─── Extracted entries
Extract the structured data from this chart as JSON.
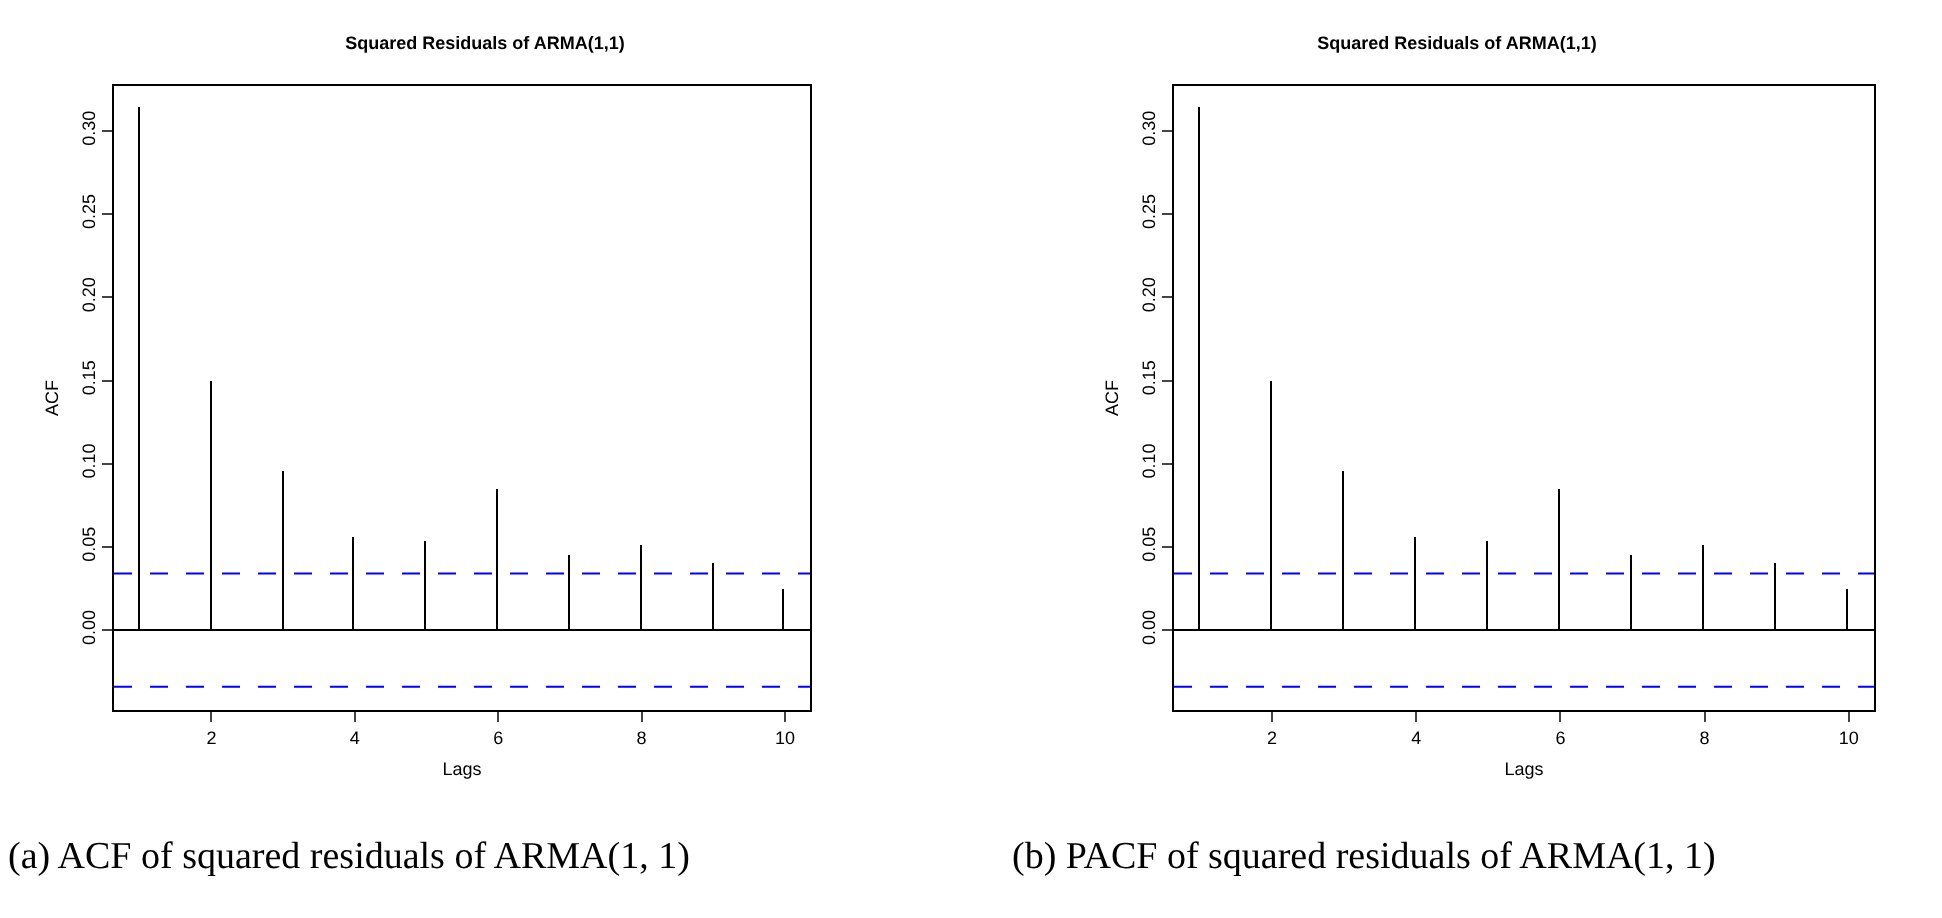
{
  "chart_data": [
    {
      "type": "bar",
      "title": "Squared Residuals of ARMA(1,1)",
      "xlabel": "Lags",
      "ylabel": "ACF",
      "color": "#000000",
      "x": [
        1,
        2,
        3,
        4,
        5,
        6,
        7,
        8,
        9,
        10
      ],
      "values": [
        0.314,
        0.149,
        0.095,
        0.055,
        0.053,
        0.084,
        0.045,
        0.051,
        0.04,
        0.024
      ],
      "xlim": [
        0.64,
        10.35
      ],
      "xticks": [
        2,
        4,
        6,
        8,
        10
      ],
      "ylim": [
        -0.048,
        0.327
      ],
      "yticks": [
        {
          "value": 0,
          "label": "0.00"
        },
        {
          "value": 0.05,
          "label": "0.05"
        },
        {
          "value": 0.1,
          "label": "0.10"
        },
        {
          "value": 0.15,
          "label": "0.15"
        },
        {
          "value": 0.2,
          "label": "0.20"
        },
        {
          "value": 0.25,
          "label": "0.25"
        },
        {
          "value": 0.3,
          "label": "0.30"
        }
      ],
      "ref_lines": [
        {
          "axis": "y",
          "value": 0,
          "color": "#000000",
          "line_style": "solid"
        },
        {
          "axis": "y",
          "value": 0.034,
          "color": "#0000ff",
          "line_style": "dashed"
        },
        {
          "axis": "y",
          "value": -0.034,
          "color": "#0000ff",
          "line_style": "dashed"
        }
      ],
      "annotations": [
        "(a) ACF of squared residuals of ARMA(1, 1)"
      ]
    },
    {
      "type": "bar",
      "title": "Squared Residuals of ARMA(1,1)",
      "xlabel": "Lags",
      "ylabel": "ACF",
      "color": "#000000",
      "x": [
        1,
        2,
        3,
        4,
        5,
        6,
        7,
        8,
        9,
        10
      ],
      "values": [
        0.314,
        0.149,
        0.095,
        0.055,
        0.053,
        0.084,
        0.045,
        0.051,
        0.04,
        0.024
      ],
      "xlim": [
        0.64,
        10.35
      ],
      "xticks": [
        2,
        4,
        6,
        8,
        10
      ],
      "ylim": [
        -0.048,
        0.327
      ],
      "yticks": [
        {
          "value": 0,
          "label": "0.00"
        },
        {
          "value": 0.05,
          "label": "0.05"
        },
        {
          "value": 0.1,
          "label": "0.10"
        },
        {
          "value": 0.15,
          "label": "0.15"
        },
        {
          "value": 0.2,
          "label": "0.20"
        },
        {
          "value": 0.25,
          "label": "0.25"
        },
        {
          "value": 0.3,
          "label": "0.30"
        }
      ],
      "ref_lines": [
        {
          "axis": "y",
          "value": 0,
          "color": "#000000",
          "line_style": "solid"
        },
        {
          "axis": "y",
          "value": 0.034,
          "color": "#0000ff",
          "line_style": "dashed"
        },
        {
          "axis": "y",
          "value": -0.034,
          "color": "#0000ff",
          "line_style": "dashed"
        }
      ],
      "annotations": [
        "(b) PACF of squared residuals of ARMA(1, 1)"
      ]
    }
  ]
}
──────
- Problem requirements: All of the data above should be quoted exactly, except for the pictures.

- Exercise solution:
Extract the structured data from this chart as JSON.
{
  "chart_data": [
    {
      "type": "bar",
      "title": "Squared Residuals of ARMA(1,1)",
      "xlabel": "Lags",
      "ylabel": "ACF",
      "color": "#000000",
      "x": [
        1,
        2,
        3,
        4,
        5,
        6,
        7,
        8,
        9,
        10
      ],
      "values": [
        0.314,
        0.149,
        0.095,
        0.055,
        0.053,
        0.084,
        0.045,
        0.051,
        0.04,
        0.024
      ],
      "xlim": [
        0.64,
        10.35
      ],
      "xticks": [
        2,
        4,
        6,
        8,
        10
      ],
      "ylim": [
        -0.048,
        0.327
      ],
      "yticks": [
        {
          "value": 0,
          "label": "0.00"
        },
        {
          "value": 0.05,
          "label": "0.05"
        },
        {
          "value": 0.1,
          "label": "0.10"
        },
        {
          "value": 0.15,
          "label": "0.15"
        },
        {
          "value": 0.2,
          "label": "0.20"
        },
        {
          "value": 0.25,
          "label": "0.25"
        },
        {
          "value": 0.3,
          "label": "0.30"
        }
      ],
      "ref_lines": [
        {
          "axis": "y",
          "value": 0,
          "color": "#000000",
          "line_style": "solid"
        },
        {
          "axis": "y",
          "value": 0.034,
          "color": "#0000ff",
          "line_style": "dashed"
        },
        {
          "axis": "y",
          "value": -0.034,
          "color": "#0000ff",
          "line_style": "dashed"
        }
      ],
      "annotations": [
        "(a) ACF of squared residuals of ARMA(1, 1)"
      ]
    },
    {
      "type": "bar",
      "title": "Squared Residuals of ARMA(1,1)",
      "xlabel": "Lags",
      "ylabel": "ACF",
      "color": "#000000",
      "x": [
        1,
        2,
        3,
        4,
        5,
        6,
        7,
        8,
        9,
        10
      ],
      "values": [
        0.314,
        0.149,
        0.095,
        0.055,
        0.053,
        0.084,
        0.045,
        0.051,
        0.04,
        0.024
      ],
      "xlim": [
        0.64,
        10.35
      ],
      "xticks": [
        2,
        4,
        6,
        8,
        10
      ],
      "ylim": [
        -0.048,
        0.327
      ],
      "yticks": [
        {
          "value": 0,
          "label": "0.00"
        },
        {
          "value": 0.05,
          "label": "0.05"
        },
        {
          "value": 0.1,
          "label": "0.10"
        },
        {
          "value": 0.15,
          "label": "0.15"
        },
        {
          "value": 0.2,
          "label": "0.20"
        },
        {
          "value": 0.25,
          "label": "0.25"
        },
        {
          "value": 0.3,
          "label": "0.30"
        }
      ],
      "ref_lines": [
        {
          "axis": "y",
          "value": 0,
          "color": "#000000",
          "line_style": "solid"
        },
        {
          "axis": "y",
          "value": 0.034,
          "color": "#0000ff",
          "line_style": "dashed"
        },
        {
          "axis": "y",
          "value": -0.034,
          "color": "#0000ff",
          "line_style": "dashed"
        }
      ],
      "annotations": [
        "(b) PACF of squared residuals of ARMA(1, 1)"
      ]
    }
  ]
}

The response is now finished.